For every line in the data below that contains "terraced", copy the line.

=== GIVEN ENTRIES ===

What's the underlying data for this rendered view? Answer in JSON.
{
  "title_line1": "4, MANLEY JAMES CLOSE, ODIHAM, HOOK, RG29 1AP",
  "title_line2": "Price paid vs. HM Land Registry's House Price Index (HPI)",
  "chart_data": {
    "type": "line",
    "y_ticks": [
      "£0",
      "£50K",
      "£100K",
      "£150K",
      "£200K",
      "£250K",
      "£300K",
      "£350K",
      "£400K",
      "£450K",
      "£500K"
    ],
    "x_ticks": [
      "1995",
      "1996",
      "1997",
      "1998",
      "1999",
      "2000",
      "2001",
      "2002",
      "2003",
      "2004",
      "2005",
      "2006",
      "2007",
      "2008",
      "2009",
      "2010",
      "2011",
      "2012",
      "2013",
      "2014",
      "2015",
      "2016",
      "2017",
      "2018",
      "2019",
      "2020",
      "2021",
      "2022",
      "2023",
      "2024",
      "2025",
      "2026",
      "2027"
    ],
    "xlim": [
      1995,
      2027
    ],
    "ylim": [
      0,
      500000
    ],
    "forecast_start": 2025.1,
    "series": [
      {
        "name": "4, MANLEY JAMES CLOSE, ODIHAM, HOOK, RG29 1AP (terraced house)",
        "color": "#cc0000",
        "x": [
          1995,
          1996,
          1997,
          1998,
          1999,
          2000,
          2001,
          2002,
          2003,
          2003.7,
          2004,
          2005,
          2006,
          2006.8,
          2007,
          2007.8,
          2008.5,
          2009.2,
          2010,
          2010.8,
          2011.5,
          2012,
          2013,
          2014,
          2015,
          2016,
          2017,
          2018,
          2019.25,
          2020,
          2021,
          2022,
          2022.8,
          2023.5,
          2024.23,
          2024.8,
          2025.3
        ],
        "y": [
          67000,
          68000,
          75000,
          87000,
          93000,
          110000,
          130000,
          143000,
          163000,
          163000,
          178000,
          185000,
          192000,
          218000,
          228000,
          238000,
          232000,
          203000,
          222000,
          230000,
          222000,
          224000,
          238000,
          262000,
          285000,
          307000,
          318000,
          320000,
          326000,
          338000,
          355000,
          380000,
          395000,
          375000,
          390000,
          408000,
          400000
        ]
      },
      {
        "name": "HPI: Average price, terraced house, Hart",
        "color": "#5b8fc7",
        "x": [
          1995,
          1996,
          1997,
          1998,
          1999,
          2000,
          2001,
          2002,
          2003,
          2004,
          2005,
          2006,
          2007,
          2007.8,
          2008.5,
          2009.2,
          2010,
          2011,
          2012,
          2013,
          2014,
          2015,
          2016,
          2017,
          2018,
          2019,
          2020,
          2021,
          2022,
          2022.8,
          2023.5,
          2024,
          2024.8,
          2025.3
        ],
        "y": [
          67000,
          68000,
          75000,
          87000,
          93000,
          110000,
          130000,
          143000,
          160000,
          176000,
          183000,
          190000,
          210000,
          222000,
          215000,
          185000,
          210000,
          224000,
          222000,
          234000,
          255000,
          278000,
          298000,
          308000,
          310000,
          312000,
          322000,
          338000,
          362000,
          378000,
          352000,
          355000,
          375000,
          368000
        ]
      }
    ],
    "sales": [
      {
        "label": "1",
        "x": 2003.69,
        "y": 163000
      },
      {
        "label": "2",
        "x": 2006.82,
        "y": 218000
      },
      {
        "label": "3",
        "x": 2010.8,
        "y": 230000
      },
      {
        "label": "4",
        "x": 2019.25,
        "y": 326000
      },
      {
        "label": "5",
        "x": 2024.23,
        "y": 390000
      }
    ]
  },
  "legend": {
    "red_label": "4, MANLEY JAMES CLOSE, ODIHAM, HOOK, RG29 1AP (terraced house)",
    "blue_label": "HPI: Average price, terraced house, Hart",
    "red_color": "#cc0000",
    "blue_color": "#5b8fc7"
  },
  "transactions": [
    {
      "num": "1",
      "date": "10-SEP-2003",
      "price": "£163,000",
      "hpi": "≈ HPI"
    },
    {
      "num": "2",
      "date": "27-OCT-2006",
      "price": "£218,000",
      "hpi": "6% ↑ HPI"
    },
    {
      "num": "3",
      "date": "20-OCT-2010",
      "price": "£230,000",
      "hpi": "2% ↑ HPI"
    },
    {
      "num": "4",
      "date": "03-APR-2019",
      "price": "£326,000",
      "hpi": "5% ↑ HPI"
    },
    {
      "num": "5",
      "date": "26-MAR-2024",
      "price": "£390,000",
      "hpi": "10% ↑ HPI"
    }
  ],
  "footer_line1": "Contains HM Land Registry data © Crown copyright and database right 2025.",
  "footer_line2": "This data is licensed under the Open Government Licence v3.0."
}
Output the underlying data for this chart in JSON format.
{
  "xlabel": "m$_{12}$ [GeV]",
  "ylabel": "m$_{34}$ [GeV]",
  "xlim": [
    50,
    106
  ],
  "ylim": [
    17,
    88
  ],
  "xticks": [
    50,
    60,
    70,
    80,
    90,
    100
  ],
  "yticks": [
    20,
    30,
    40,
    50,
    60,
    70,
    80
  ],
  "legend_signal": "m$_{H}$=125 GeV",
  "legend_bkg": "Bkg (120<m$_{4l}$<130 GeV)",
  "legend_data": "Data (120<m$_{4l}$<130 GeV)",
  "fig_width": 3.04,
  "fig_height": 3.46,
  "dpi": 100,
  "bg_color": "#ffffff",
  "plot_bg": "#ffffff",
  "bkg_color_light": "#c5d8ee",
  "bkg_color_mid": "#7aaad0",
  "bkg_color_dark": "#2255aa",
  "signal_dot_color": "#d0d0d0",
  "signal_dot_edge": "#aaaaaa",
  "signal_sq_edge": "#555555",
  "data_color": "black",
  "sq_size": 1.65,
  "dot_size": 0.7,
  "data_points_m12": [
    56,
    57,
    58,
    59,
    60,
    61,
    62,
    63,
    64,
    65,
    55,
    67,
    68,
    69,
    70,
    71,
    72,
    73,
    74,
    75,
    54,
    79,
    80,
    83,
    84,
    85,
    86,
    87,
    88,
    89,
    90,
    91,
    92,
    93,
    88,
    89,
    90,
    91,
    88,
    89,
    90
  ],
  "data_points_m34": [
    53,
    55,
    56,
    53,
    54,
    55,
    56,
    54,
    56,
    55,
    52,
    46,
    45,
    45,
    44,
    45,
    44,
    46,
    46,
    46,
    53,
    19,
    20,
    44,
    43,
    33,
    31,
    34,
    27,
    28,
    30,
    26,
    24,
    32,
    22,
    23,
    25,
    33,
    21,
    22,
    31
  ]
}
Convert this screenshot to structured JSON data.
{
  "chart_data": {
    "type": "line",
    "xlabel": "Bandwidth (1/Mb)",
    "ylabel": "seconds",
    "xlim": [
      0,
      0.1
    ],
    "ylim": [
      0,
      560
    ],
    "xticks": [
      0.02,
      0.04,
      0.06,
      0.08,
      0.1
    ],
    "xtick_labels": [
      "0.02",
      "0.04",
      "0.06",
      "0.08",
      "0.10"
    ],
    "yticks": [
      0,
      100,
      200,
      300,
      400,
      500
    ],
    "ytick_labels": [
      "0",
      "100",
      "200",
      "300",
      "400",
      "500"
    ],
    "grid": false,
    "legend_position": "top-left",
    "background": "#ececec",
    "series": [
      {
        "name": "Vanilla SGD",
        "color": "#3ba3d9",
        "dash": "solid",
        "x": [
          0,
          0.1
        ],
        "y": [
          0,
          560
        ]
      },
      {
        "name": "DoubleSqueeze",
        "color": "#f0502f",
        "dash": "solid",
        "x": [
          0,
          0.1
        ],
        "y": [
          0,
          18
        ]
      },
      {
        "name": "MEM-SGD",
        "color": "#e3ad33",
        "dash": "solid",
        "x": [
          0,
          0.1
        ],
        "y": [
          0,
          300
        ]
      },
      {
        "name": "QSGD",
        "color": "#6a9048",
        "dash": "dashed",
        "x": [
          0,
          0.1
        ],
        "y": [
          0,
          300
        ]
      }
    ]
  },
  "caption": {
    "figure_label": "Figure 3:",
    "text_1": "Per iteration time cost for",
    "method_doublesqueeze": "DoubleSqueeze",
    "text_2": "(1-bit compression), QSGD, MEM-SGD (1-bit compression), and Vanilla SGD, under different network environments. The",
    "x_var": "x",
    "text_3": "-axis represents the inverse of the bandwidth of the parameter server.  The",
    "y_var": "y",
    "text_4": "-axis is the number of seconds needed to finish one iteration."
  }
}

===

#### WRITTEN REPLY
        "name": "4, MANLEY JAMES CLOSE, ODIHAM, HOOK, RG29 1AP (terraced house)",
        "name": "HPI: Average price, terraced house, Hart",
    "red_label": "4, MANLEY JAMES CLOSE, ODIHAM, HOOK, RG29 1AP (terraced house)",
    "blue_label": "HPI: Average price, terraced house, Hart",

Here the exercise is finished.